**SOURCE:**
------------------------------------------------------------------------
EGU2020-6033, updated on 10 Jan 2024
https://doi.org/10.5194/egusphere-egu2020-6033
EGU General Assembly 2020
© Author(s) 2024. This work is distributed under
the Creative Commons Attribution 4.0 License.

Hydrology of plants: Modeling the interaction between infiltration and evapotranspiration.

Concetta D'Amato1, Niccolò Tubini2, Michele Bottazzi3, Leonardo Noto4, and Riccardo Rigon5
Concetta D'Amato et al.
  • 1University of Trento, C3A, Italy (concetta.damato@unitn.it)
  • 2University of Trento, DICAM, Italy (niccolo.tubini@unitn.it)
  • 3University of Trento, DICAM, Italy (michele.bottazzi@unitn.it)
  • 4Università degli Studi di Palermo, DICAM, Italy (leonardo.noto@unipa.it)
  • 5University of Trento, DICAM, Italy (riccardo.rigon@unitn.it)

It is known that measuring and modeling of water and solute fluxes across soil-plant-atmosphere is nowadays a very important challenge because of the complexity of both soil and plants. In particular evapotranspiration (Schymanski and Or, 2017) is related with radiation, temperature, relative humidity, wind but it depends also by the water content in soil. Specifically, the water content varies with precipitation and with the water properties of soil, soil water retention curves and soil hydraulic conductivity.
------------------------------------------------------------------------
**RECORDED INFORMATION:**
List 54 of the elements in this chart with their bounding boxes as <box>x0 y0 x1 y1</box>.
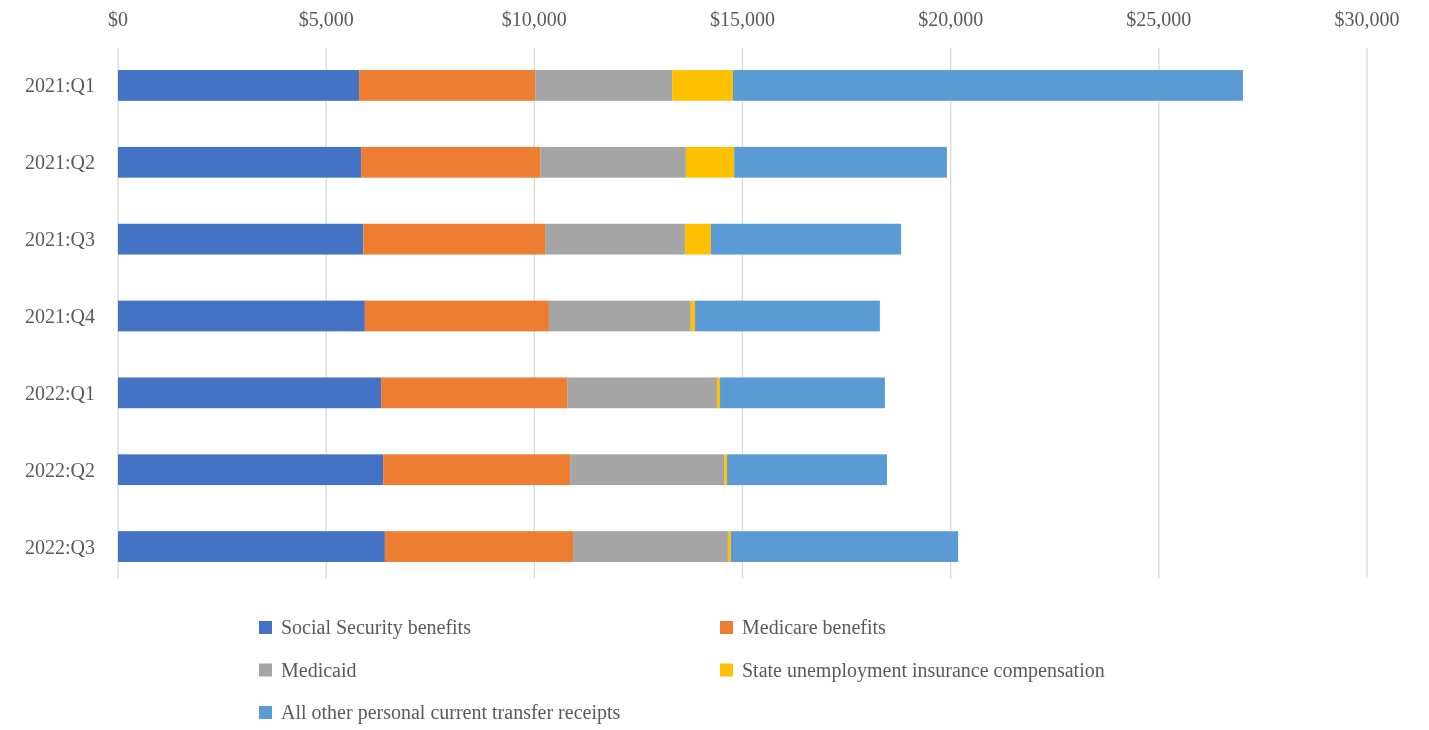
------------------------------------------------------------------------
**WHAT IS REQUIRED:** Print the passage of the plant hydrology abstract that begins with the words containing "EGU2020-6033, updated on" and ends with "infiltration and evapotranspiration.". The material has no connection to the abstract on plant hydrology.

**FULL RESPONSE:**
EGU2020-6033, updated on 10 Jan 2024
https://doi.org/10.5194/egusphere-egu2020-6033
EGU General Assembly 2020
© Author(s) 2024. This work is distributed under
the Creative Commons Attribution 4.0 License.

Hydrology of plants: Modeling the interaction between infiltration and evapotranspiration.